Description of the task -> Tell how many lines have the string "través" in them, and write nothing besides the number.

Records to process ->

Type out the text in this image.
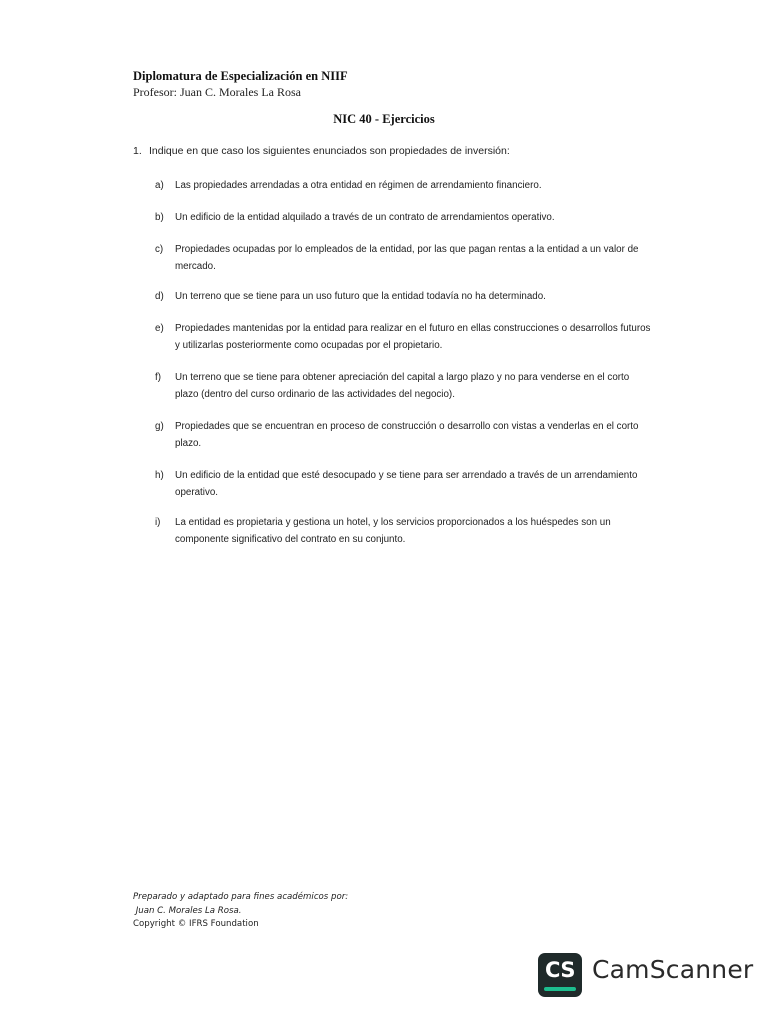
Diplomatura de Especialización en NIIF
Profesor: Juan C. Morales La Rosa
NIC 40 - Ejercicios
1. Indique en que caso los siguientes enunciados son propiedades de inversión:
a)	Las propiedades arrendadas a otra entidad en régimen de arrendamiento financiero.
b)	Un edificio de la entidad alquilado a través de un contrato de arrendamientos operativo.
c)	Propiedades ocupadas por lo empleados de la entidad, por las que pagan rentas a la entidad a un valor de mercado.
d)	Un terreno que se tiene para un uso futuro que la entidad todavía no ha determinado.
e)	Propiedades mantenidas por la entidad para realizar en el futuro en ellas construcciones o desarrollos futuros y utilizarlas posteriormente como ocupadas por el propietario.
f)	Un terreno que se tiene para obtener apreciación del capital a largo plazo y no para venderse en el corto plazo (dentro del curso ordinario de las actividades del negocio).
g)	Propiedades que se encuentran en proceso de construcción o desarrollo con vistas a venderlas en el corto plazo.
h)	Un edificio de la entidad que esté desocupado y se tiene para ser arrendado a través de un arrendamiento operativo.
i)	La entidad es propietaria y gestiona un hotel, y los servicios proporcionados a los huéspedes son un componente significativo del contrato en su conjunto.
Preparado y adaptado para fines académicos por:
Juan C. Morales La Rosa.
Copyright © IFRS Foundation
CS CamScanner
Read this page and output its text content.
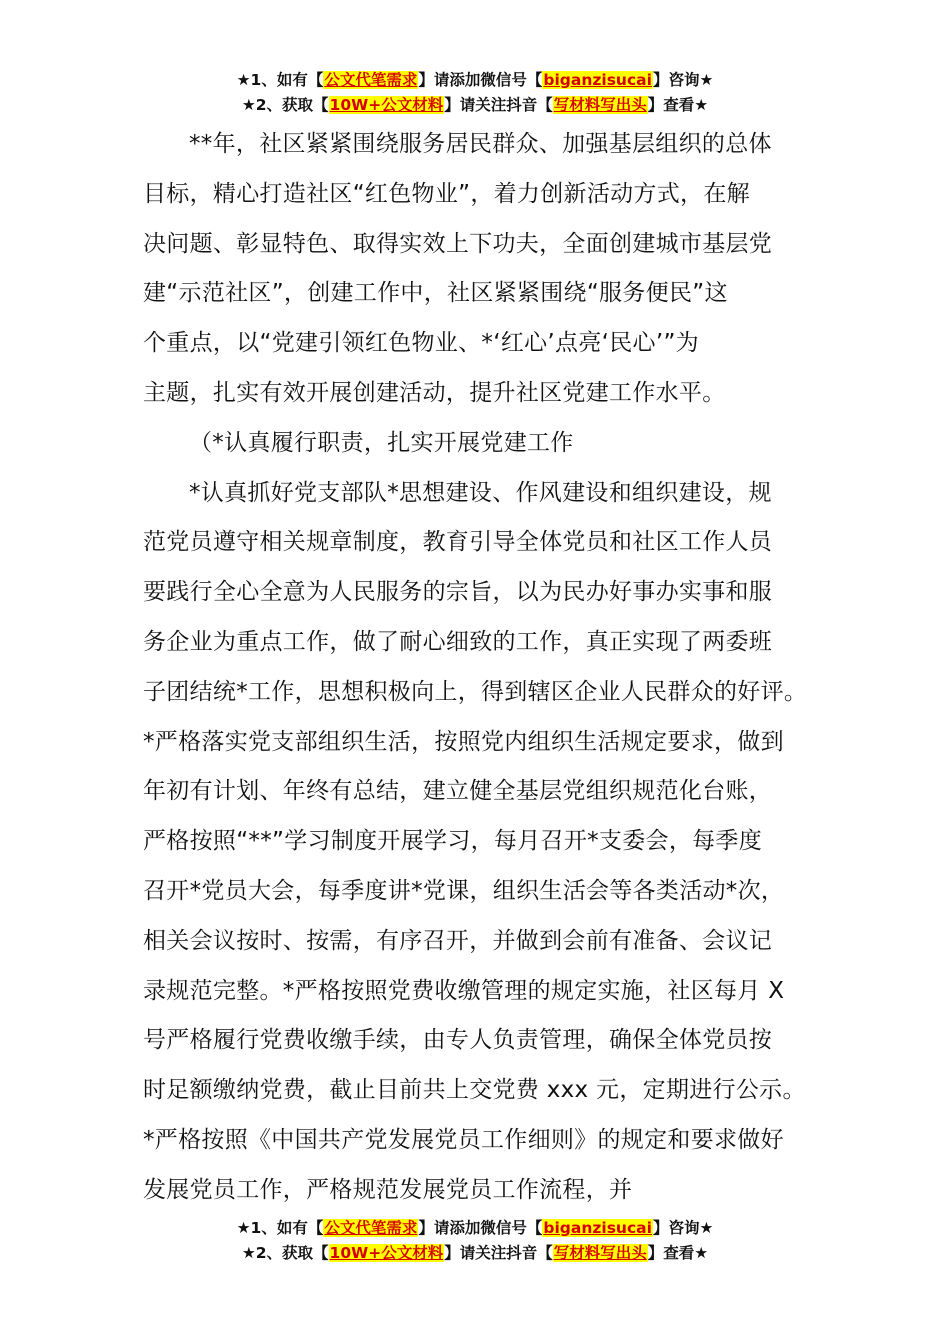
★1、如有【公文代笔需求】请添加微信号【biganzisucai】咨询★
★2、获取【10W+公文材料】请关注抖音【写材料写出头】查看★

**年，社区紧紧围绕服务居民群众、加强基层组织的总体

目标，精心打造社区“红色物业”，着力创新活动方式，在解

决问题、彰显特色、取得实效上下功夫，全面创建城市基层党

建“示范社区”，创建工作中，社区紧紧围绕“服务便民”这

个重点，以“党建引领红色物业、*‘红心’点亮‘民心’”为

主题，扎实有效开展创建活动，提升社区党建工作水平。

（*认真履行职责，扎实开展党建工作

*认真抓好党支部队*思想建设、作风建设和组织建设，规

范党员遵守相关规章制度，教育引导全体党员和社区工作人员

要践行全心全意为人民服务的宗旨，以为民办好事办实事和服

务企业为重点工作，做了耐心细致的工作，真正实现了两委班

子团结统*工作，思想积极向上，得到辖区企业人民群众的好评。

*严格落实党支部组织生活，按照党内组织生活规定要求，做到

年初有计划、年终有总结，建立健全基层党组织规范化台账，

严格按照“**”学习制度开展学习，每月召开*支委会，每季度

召开*党员大会，每季度讲*党课，组织生活会等各类活动*次，

相关会议按时、按需，有序召开，并做到会前有准备、会议记

录规范完整。*严格按照党费收缴管理的规定实施，社区每月 X

号严格履行党费收缴手续，由专人负责管理，确保全体党员按

时足额缴纳党费，截止目前共上交党费 xxx 元，定期进行公示。

*严格按照《中国共产党发展党员工作细则》的规定和要求做好

发展党员工作，严格规范发展党员工作流程，并

★1、如有【公文代笔需求】请添加微信号【biganzisucai】咨询★
★2、获取【10W+公文材料】请关注抖音【写材料写出头】查看★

Exercise response -> 2